YOUR GOAL: Locate every line in the records below that contains the word "White", and copy each one.

DATA SUPPLIED:

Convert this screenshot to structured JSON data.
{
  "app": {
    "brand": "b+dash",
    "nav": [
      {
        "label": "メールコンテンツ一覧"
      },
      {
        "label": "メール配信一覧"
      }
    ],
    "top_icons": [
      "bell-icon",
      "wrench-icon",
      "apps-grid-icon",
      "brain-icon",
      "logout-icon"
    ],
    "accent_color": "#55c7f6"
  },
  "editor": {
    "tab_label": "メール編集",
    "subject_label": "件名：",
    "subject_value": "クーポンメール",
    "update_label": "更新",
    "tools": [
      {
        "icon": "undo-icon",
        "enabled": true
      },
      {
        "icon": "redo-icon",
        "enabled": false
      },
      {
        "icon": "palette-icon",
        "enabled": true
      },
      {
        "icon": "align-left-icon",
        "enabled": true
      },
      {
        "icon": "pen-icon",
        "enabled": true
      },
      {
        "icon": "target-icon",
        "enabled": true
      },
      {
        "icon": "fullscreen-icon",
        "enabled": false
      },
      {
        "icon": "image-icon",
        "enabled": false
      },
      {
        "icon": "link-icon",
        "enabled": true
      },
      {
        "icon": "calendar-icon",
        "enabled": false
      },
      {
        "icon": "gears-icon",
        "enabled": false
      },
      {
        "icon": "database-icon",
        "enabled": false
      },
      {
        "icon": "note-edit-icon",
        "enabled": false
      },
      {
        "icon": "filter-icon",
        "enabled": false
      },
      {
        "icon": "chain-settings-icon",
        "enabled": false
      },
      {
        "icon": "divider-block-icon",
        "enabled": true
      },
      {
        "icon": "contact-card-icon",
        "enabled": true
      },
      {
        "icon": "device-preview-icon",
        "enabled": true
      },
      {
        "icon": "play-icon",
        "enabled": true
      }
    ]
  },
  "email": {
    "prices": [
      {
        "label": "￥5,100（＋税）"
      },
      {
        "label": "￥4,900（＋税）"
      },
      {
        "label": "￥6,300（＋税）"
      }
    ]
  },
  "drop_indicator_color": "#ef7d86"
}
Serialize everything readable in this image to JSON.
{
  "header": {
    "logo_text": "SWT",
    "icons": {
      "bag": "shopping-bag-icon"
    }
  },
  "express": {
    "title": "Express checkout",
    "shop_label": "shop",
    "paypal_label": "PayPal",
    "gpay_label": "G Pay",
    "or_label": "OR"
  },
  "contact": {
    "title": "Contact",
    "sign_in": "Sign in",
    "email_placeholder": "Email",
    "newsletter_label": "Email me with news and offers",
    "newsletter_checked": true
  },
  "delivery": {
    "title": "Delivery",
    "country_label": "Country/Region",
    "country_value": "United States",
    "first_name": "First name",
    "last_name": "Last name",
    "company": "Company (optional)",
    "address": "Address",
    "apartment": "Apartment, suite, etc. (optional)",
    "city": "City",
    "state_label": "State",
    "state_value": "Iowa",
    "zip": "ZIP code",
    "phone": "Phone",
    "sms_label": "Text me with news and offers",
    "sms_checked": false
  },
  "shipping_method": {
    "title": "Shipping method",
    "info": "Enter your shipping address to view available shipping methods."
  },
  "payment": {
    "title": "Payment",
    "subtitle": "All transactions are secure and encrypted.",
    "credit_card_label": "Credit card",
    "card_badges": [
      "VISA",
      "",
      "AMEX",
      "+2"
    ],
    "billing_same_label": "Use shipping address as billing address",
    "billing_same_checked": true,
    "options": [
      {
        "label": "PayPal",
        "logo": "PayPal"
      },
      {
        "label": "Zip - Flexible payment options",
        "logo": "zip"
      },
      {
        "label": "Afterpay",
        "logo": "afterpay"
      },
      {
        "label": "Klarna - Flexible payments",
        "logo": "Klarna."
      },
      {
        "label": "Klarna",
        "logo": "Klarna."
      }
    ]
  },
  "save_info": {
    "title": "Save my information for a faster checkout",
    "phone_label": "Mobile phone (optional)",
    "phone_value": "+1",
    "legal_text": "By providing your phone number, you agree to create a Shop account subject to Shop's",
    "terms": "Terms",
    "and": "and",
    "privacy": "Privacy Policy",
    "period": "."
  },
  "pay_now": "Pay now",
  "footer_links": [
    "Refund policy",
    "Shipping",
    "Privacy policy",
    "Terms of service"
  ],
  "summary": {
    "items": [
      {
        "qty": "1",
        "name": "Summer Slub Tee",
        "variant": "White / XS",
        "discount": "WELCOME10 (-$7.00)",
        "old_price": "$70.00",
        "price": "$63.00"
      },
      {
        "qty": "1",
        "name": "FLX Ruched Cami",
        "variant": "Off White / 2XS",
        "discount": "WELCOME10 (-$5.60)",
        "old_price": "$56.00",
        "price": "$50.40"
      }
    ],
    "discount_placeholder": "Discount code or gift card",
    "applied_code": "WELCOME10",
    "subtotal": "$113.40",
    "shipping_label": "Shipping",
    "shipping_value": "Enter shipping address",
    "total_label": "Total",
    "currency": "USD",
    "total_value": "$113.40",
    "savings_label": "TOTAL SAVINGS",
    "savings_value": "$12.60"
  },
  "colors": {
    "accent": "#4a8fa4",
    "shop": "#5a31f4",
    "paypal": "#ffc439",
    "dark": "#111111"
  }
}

RESULT OF THE EXERCISE:
        "variant": "White / XS",
        "variant": "Off White / 2XS",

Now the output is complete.